(Records excerpted from a collection)
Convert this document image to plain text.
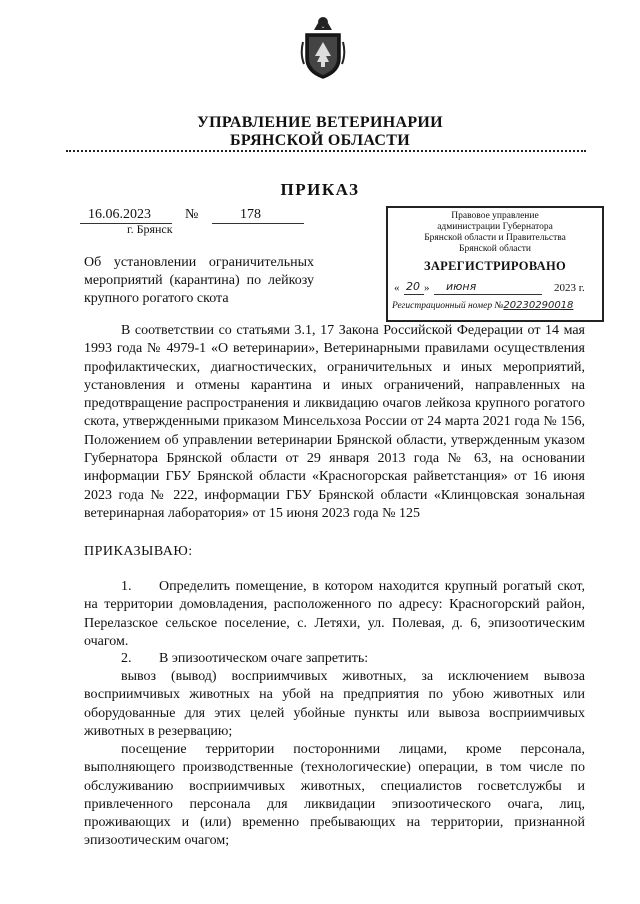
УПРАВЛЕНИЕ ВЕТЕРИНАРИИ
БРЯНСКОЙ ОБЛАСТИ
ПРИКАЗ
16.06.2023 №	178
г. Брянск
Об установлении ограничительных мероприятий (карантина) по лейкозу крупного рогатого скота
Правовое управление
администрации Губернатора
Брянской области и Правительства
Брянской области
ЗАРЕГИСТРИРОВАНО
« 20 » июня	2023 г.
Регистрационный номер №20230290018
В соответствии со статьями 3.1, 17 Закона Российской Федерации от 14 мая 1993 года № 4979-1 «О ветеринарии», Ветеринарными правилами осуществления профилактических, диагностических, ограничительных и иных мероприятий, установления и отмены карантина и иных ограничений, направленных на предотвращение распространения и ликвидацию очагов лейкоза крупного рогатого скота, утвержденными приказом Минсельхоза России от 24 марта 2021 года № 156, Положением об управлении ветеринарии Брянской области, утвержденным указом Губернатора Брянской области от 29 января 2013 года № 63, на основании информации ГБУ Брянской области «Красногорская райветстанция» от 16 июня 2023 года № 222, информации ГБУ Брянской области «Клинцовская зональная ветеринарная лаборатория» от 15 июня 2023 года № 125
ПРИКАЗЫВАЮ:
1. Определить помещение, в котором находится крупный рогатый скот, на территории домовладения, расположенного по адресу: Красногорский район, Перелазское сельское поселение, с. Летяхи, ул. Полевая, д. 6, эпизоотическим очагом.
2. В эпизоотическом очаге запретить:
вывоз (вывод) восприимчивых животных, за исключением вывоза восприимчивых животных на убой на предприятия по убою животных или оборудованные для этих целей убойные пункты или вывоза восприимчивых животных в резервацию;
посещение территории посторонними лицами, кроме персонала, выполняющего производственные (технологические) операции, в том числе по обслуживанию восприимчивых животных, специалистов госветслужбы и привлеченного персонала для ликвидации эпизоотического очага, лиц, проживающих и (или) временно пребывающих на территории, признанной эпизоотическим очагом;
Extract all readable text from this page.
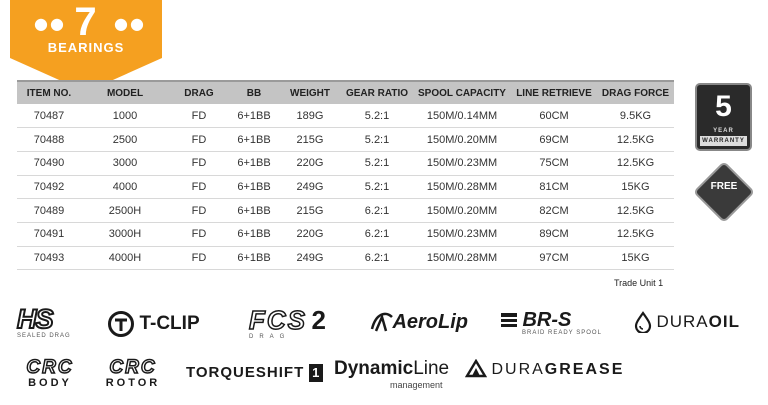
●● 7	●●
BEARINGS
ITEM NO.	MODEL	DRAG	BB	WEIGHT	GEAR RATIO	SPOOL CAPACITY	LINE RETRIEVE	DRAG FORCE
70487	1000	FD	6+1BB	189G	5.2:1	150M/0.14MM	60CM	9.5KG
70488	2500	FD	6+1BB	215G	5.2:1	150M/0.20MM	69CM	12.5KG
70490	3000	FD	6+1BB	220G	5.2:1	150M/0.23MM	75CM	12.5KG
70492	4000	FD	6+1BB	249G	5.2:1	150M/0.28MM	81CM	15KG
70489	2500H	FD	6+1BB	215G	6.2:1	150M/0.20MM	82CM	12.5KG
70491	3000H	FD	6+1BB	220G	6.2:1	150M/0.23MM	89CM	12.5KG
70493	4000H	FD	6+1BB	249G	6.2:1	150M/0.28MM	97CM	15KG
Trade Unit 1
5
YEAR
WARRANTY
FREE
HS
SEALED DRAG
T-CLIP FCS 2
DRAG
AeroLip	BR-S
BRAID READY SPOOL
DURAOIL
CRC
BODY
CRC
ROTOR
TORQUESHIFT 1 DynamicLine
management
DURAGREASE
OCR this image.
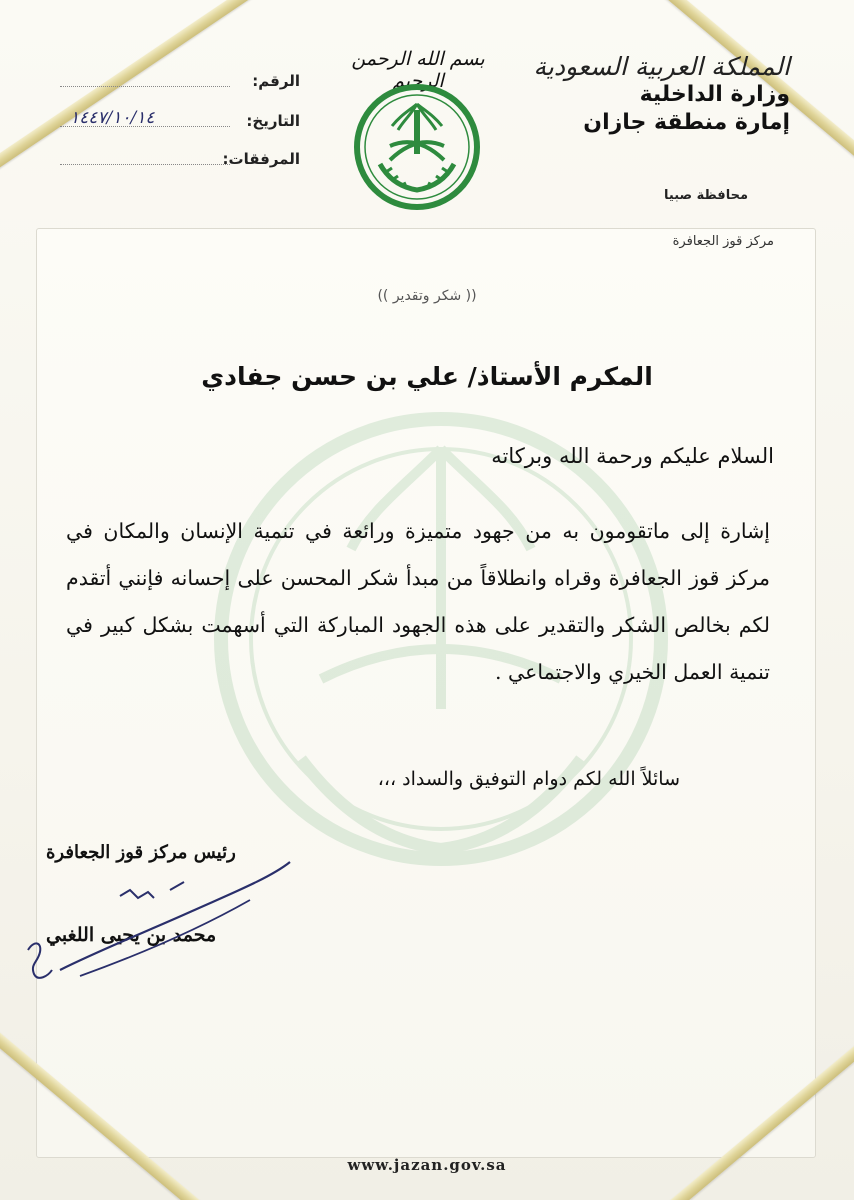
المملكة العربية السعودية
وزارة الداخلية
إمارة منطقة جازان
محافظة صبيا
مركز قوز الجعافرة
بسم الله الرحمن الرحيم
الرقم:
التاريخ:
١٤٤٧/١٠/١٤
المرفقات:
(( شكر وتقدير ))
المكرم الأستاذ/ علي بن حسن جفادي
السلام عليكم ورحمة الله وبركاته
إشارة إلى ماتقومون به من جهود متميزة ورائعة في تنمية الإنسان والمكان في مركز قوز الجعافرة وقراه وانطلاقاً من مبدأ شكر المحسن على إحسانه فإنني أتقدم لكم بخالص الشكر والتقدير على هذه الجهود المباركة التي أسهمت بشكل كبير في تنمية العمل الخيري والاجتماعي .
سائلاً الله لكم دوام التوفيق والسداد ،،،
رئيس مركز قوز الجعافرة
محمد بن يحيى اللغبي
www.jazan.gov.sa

■ AIM ■
Write out every entry again word for word, without any of the pictures.

■ TASK OUTPUT ■
Convert this document image to plain text.
УПРАВЛЕНИЕ ВЕТЕРИНАРИИ
БРЯНСКОЙ ОБЛАСТИ
ПРИКАЗ
16.06.2023 №	178
г. Брянск
Об установлении ограничительных мероприятий (карантина) по лейкозу крупного рогатого скота
Правовое управление
администрации Губернатора
Брянской области и Правительства
Брянской области
ЗАРЕГИСТРИРОВАНО
« 20 » июня	2023 г.
Регистрационный номер №20230290018
В соответствии со статьями 3.1, 17 Закона Российской Федерации от 14 мая 1993 года № 4979-1 «О ветеринарии», Ветеринарными правилами осуществления профилактических, диагностических, ограничительных и иных мероприятий, установления и отмены карантина и иных ограничений, направленных на предотвращение распространения и ликвидацию очагов лейкоза крупного рогатого скота, утвержденными приказом Минсельхоза России от 24 марта 2021 года № 156, Положением об управлении ветеринарии Брянской области, утвержденным указом Губернатора Брянской области от 29 января 2013 года № 63, на основании информации ГБУ Брянской области «Красногорская райветстанция» от 16 июня 2023 года № 222, информации ГБУ Брянской области «Клинцовская зональная ветеринарная лаборатория» от 15 июня 2023 года № 125
ПРИКАЗЫВАЮ:
1. Определить помещение, в котором находится крупный рогатый скот, на территории домовладения, расположенного по адресу: Красногорский район, Перелазское сельское поселение, с. Летяхи, ул. Полевая, д. 6, эпизоотическим очагом.
2. В эпизоотическом очаге запретить:
вывоз (вывод) восприимчивых животных, за исключением вывоза восприимчивых животных на убой на предприятия по убою животных или оборудованные для этих целей убойные пункты или вывоза восприимчивых животных в резервацию;
посещение территории посторонними лицами, кроме персонала, выполняющего производственные (технологические) операции, в том числе по обслуживанию восприимчивых животных, специалистов госветслужбы и привлеченного персонала для ликвидации эпизоотического очага, лиц, проживающих и (или) временно пребывающих на территории, признанной эпизоотическим очагом;
Extract all readable text from this page.
●● 7	●●
BEARINGS
ITEM NO.	MODEL	DRAG	BB	WEIGHT	GEAR RATIO	SPOOL CAPACITY	LINE RETRIEVE	DRAG FORCE
70487	1000	FD	6+1BB	189G	5.2:1	150M/0.14MM	60CM	9.5KG
70488	2500	FD	6+1BB	215G	5.2:1	150M/0.20MM	69CM	12.5KG
70490	3000	FD	6+1BB	220G	5.2:1	150M/0.23MM	75CM	12.5KG
70492	4000	FD	6+1BB	249G	5.2:1	150M/0.28MM	81CM	15KG
70489	2500H	FD	6+1BB	215G	6.2:1	150M/0.20MM	82CM	12.5KG
70491	3000H	FD	6+1BB	220G	6.2:1	150M/0.23MM	89CM	12.5KG
70493	4000H	FD	6+1BB	249G	6.2:1	150M/0.28MM	97CM	15KG
Trade Unit 1
5
YEAR
WARRANTY
FREE
HS
SEALED DRAG
T-CLIP FCS 2
DRAG
AeroLip	BR-S
BRAID READY SPOOL
DURAOIL
CRC
BODY
CRC
ROTOR
TORQUESHIFT 1 DynamicLine
management
DURAGREASE
OCR this image.
المملكة العربية السعودية
وزارة الداخلية
إمارة منطقة جازان
محافظة صبيا
مركز قوز الجعافرة
بسم الله الرحمن الرحيم
الرقم:
التاريخ:
١٤٤٧/١٠/١٤
المرفقات:
(( شكر وتقدير ))
المكرم الأستاذ/ علي بن حسن جفادي
السلام عليكم ورحمة الله وبركاته
إشارة إلى ماتقومون به من جهود متميزة ورائعة في تنمية الإنسان والمكان في مركز قوز الجعافرة وقراه وانطلاقاً من مبدأ شكر المحسن على إحسانه فإنني أتقدم لكم بخالص الشكر والتقدير على هذه الجهود المباركة التي أسهمت بشكل كبير في تنمية العمل الخيري والاجتماعي .
سائلاً الله لكم دوام التوفيق والسداد ،،،
رئيس مركز قوز الجعافرة
محمد بن يحيى اللغبي
www.jazan.gov.sa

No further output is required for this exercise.